» Task directions: Are you able to retype all the records below exactly?

··········

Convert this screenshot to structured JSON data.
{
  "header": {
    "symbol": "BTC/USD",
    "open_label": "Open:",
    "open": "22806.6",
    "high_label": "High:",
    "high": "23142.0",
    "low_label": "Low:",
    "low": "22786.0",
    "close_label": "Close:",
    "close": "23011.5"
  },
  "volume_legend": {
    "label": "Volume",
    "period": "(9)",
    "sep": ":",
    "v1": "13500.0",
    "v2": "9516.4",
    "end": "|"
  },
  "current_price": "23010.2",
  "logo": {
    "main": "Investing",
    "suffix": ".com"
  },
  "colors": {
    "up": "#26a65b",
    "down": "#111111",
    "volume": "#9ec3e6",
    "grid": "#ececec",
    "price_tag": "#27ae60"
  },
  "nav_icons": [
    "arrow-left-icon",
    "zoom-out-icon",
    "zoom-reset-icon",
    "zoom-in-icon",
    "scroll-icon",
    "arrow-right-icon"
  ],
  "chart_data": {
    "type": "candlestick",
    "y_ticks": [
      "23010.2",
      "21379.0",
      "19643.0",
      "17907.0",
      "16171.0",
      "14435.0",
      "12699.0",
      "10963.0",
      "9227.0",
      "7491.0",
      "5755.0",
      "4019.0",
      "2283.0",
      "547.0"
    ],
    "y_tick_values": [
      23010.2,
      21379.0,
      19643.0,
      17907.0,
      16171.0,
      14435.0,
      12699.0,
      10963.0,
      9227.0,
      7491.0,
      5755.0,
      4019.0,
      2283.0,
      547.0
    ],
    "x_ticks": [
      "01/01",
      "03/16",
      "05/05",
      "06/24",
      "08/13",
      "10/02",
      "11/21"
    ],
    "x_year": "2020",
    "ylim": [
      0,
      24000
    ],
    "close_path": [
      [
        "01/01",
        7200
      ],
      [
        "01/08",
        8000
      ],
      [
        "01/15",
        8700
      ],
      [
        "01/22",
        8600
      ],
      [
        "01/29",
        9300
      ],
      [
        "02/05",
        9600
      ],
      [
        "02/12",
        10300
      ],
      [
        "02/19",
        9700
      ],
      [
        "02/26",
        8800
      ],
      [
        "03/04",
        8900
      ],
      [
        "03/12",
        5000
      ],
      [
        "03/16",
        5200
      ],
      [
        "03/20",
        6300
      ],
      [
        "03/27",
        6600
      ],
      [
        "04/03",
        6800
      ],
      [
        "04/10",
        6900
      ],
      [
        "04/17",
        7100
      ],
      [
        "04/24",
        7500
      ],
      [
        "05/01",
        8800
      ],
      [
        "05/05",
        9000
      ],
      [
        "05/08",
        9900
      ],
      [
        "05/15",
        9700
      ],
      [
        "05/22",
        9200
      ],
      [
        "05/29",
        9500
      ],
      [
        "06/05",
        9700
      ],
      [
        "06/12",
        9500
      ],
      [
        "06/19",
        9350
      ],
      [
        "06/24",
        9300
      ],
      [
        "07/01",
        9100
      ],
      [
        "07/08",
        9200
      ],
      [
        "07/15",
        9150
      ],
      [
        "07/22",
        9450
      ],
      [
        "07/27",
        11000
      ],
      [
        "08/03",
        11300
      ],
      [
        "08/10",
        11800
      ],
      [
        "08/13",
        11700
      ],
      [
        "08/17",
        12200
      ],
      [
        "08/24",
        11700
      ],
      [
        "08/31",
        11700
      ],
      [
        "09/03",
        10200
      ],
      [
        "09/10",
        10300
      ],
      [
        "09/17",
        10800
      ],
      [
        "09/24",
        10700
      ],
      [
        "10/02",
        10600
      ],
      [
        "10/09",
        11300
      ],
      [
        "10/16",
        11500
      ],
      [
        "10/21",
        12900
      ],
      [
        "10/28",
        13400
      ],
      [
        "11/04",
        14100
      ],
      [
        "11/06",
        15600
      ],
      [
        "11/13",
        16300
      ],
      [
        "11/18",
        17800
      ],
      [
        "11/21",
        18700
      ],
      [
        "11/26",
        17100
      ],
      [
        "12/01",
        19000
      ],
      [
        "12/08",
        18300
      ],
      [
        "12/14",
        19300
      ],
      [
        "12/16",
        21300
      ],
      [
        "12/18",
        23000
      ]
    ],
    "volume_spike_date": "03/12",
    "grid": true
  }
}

··········

» Exercise answer:
Convert this screenshot to structured JSON data.
{
  "header": {
    "symbol": "BTC/USD",
    "open_label": "Open:",
    "open": "22806.6",
    "high_label": "High:",
    "high": "23142.0",
    "low_label": "Low:",
    "low": "22786.0",
    "close_label": "Close:",
    "close": "23011.5"
  },
  "volume_legend": {
    "label": "Volume",
    "period": "(9)",
    "sep": ":",
    "v1": "13500.0",
    "v2": "9516.4",
    "end": "|"
  },
  "current_price": "23010.2",
  "logo": {
    "main": "Investing",
    "suffix": ".com"
  },
  "colors": {
    "up": "#26a65b",
    "down": "#111111",
    "volume": "#9ec3e6",
    "grid": "#ececec",
    "price_tag": "#27ae60"
  },
  "nav_icons": [
    "arrow-left-icon",
    "zoom-out-icon",
    "zoom-reset-icon",
    "zoom-in-icon",
    "scroll-icon",
    "arrow-right-icon"
  ],
  "chart_data": {
    "type": "candlestick",
    "y_ticks": [
      "23010.2",
      "21379.0",
      "19643.0",
      "17907.0",
      "16171.0",
      "14435.0",
      "12699.0",
      "10963.0",
      "9227.0",
      "7491.0",
      "5755.0",
      "4019.0",
      "2283.0",
      "547.0"
    ],
    "y_tick_values": [
      23010.2,
      21379.0,
      19643.0,
      17907.0,
      16171.0,
      14435.0,
      12699.0,
      10963.0,
      9227.0,
      7491.0,
      5755.0,
      4019.0,
      2283.0,
      547.0
    ],
    "x_ticks": [
      "01/01",
      "03/16",
      "05/05",
      "06/24",
      "08/13",
      "10/02",
      "11/21"
    ],
    "x_year": "2020",
    "ylim": [
      0,
      24000
    ],
    "close_path": [
      [
        "01/01",
        7200
      ],
      [
        "01/08",
        8000
      ],
      [
        "01/15",
        8700
      ],
      [
        "01/22",
        8600
      ],
      [
        "01/29",
        9300
      ],
      [
        "02/05",
        9600
      ],
      [
        "02/12",
        10300
      ],
      [
        "02/19",
        9700
      ],
      [
        "02/26",
        8800
      ],
      [
        "03/04",
        8900
      ],
      [
        "03/12",
        5000
      ],
      [
        "03/16",
        5200
      ],
      [
        "03/20",
        6300
      ],
      [
        "03/27",
        6600
      ],
      [
        "04/03",
        6800
      ],
      [
        "04/10",
        6900
      ],
      [
        "04/17",
        7100
      ],
      [
        "04/24",
        7500
      ],
      [
        "05/01",
        8800
      ],
      [
        "05/05",
        9000
      ],
      [
        "05/08",
        9900
      ],
      [
        "05/15",
        9700
      ],
      [
        "05/22",
        9200
      ],
      [
        "05/29",
        9500
      ],
      [
        "06/05",
        9700
      ],
      [
        "06/12",
        9500
      ],
      [
        "06/19",
        9350
      ],
      [
        "06/24",
        9300
      ],
      [
        "07/01",
        9100
      ],
      [
        "07/08",
        9200
      ],
      [
        "07/15",
        9150
      ],
      [
        "07/22",
        9450
      ],
      [
        "07/27",
        11000
      ],
      [
        "08/03",
        11300
      ],
      [
        "08/10",
        11800
      ],
      [
        "08/13",
        11700
      ],
      [
        "08/17",
        12200
      ],
      [
        "08/24",
        11700
      ],
      [
        "08/31",
        11700
      ],
      [
        "09/03",
        10200
      ],
      [
        "09/10",
        10300
      ],
      [
        "09/17",
        10800
      ],
      [
        "09/24",
        10700
      ],
      [
        "10/02",
        10600
      ],
      [
        "10/09",
        11300
      ],
      [
        "10/16",
        11500
      ],
      [
        "10/21",
        12900
      ],
      [
        "10/28",
        13400
      ],
      [
        "11/04",
        14100
      ],
      [
        "11/06",
        15600
      ],
      [
        "11/13",
        16300
      ],
      [
        "11/18",
        17800
      ],
      [
        "11/21",
        18700
      ],
      [
        "11/26",
        17100
      ],
      [
        "12/01",
        19000
      ],
      [
        "12/08",
        18300
      ],
      [
        "12/14",
        19300
      ],
      [
        "12/16",
        21300
      ],
      [
        "12/18",
        23000
      ]
    ],
    "volume_spike_date": "03/12",
    "grid": true
  }
}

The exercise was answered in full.